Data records

[start]

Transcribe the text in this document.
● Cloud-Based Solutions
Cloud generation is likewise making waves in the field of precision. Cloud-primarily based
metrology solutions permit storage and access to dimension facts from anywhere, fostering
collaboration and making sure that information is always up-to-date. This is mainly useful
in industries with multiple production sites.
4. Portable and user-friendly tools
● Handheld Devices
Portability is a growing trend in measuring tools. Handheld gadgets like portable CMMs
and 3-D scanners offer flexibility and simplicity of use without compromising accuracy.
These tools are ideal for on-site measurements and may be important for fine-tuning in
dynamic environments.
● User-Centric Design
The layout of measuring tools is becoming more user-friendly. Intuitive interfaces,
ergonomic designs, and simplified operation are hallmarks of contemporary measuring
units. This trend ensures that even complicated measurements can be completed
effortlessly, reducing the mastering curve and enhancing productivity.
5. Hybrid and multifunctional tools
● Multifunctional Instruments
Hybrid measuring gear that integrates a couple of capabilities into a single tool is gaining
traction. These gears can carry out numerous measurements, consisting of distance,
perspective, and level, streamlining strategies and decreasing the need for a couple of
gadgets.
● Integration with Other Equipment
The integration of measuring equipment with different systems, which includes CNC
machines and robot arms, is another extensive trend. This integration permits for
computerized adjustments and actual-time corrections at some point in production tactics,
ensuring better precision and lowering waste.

[end]

EXERCISE OBJECTIVE: In the entries above, find every line holding the word "tools" and copy it out.

ANSWER FOR THIS EXERCISE:
4. Portable and user-friendly tools
Portability is a growing trend in measuring tools. Handheld gadgets like portable CMMs
These tools are ideal for on-site measurements and may be important for fine-tuning in
The layout of measuring tools is becoming more user-friendly. Intuitive interfaces,
5. Hybrid and multifunctional tools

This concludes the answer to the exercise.